To do>
Gather all lines from the material that contain "комиссии".

Recorded information>
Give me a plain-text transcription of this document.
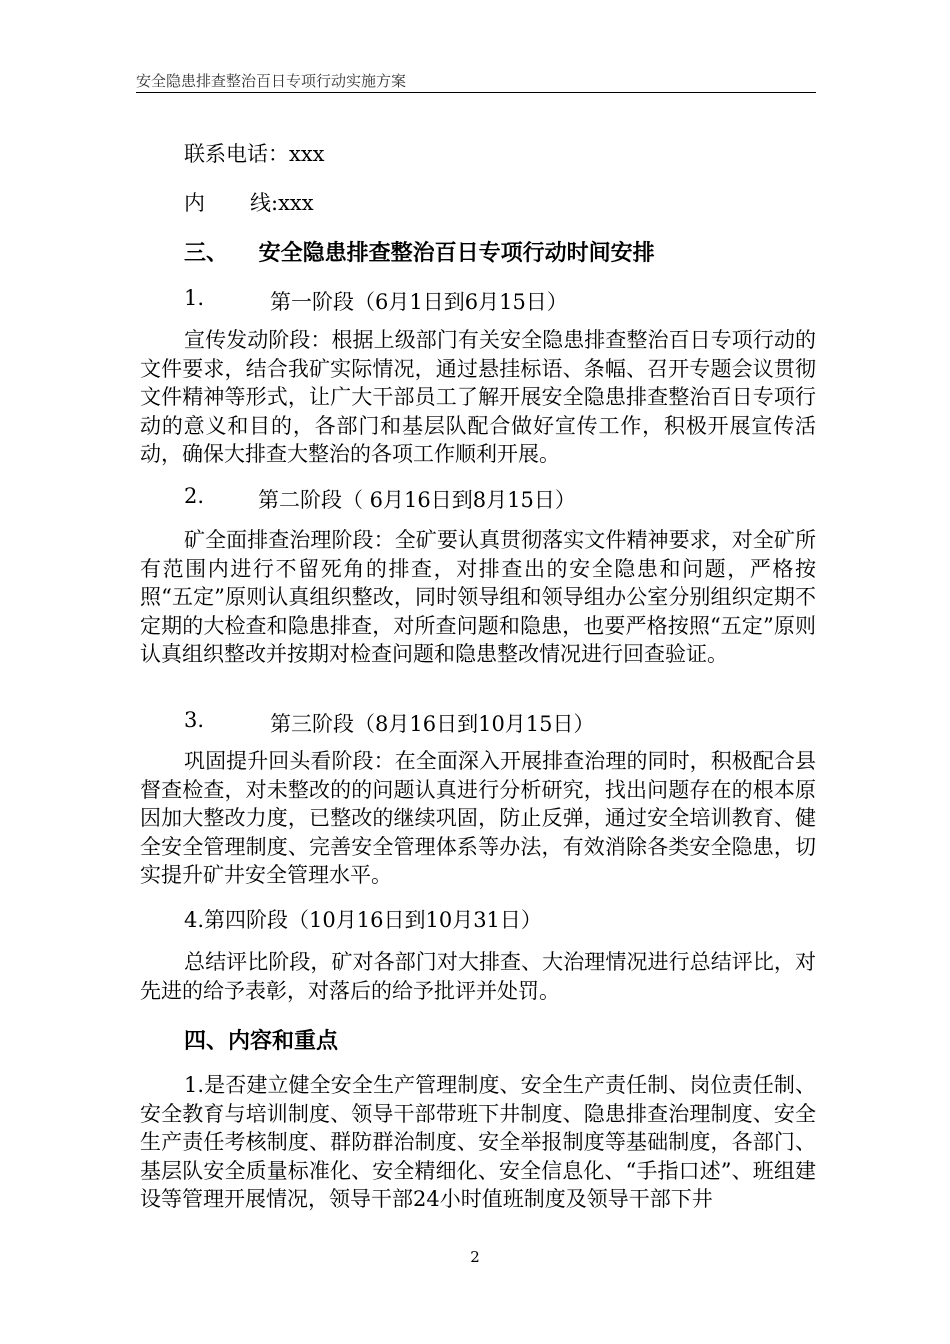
安全隐患排查整治百日专项行动实施方案
联系电话：xxx
内 线:xxx
三、    安全隐患排查整治百日专项行动时间安排
1.	第一阶段（6月1日到6月15日）
宣传发动阶段：根据上级部门有关安全隐患排查整治百日专项行动的文件要求，结合我矿实际情况，通过悬挂标语、条幅、召开专题会议贯彻文件精神等形式，让广大干部员工了解开展安全隐患排查整治百日专项行动的意义和目的，各部门和基层队配合做好宣传工作，积极开展宣传活动，确保大排查大整治的各项工作顺利开展。
2.	第二阶段（ 6月16日到8月15日）
矿全面排查治理阶段：全矿要认真贯彻落实文件精神要求，对全矿所有范围内进行不留死角的排查，对排查出的安全隐患和问题，严格按照“五定”原则认真组织整改，同时领导组和领导组办公室分别组织定期不定期的大检查和隐患排查，对所查问题和隐患，也要严格按照“五定”原则认真组织整改并按期对检查问题和隐患整改情况进行回查验证。
3.	第三阶段（8月16日到10月15日）
巩固提升回头看阶段：在全面深入开展排查治理的同时，积极配合县督查检查，对未整改的的问题认真进行分析研究，找出问题存在的根本原因加大整改力度，已整改的继续巩固，防止反弹，通过安全培训教育、健全安全管理制度、完善安全管理体系等办法，有效消除各类安全隐患，切实提升矿井安全管理水平。
4.第四阶段（10月16日到10月31日）
总结评比阶段，矿对各部门对大排查、大治理情况进行总结评比，对先进的给予表彰，对落后的给予批评并处罚。
四、内容和重点
1.是否建立健全安全生产管理制度、安全生产责任制、岗位责任制、安全教育与培训制度、领导干部带班下井制度、隐患排查治理制度、安全生产责任考核制度、群防群治制度、安全举报制度等基础制度，各部门、基层队安全质量标准化、安全精细化、安全信息化、“手指口述”、班组建设等管理开展情况，领导干部24小时值班制度及领导干部下井
2
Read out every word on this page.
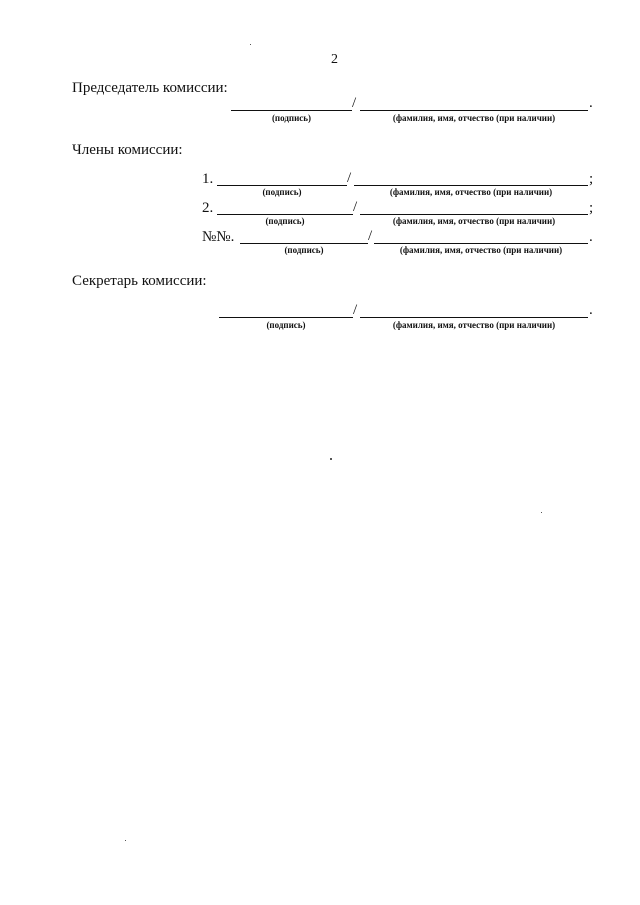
2
Председатель комиссии:
/	.
(подпись)	(фамилия, имя, отчество (при наличии)
Члены комиссии:
1.	/	;
(подпись)	(фамилия, имя, отчество (при наличии)
2.	/	;
(подпись)	(фамилия, имя, отчество (при наличии)
№№.	/	.
(подпись)	(фамилия, имя, отчество (при наличии)
Секретарь комиссии:
/	.
(подпись)	(фамилия, имя, отчество (при наличии)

Response>
Председатель комиссии:
Члены комиссии:
Секретарь комиссии:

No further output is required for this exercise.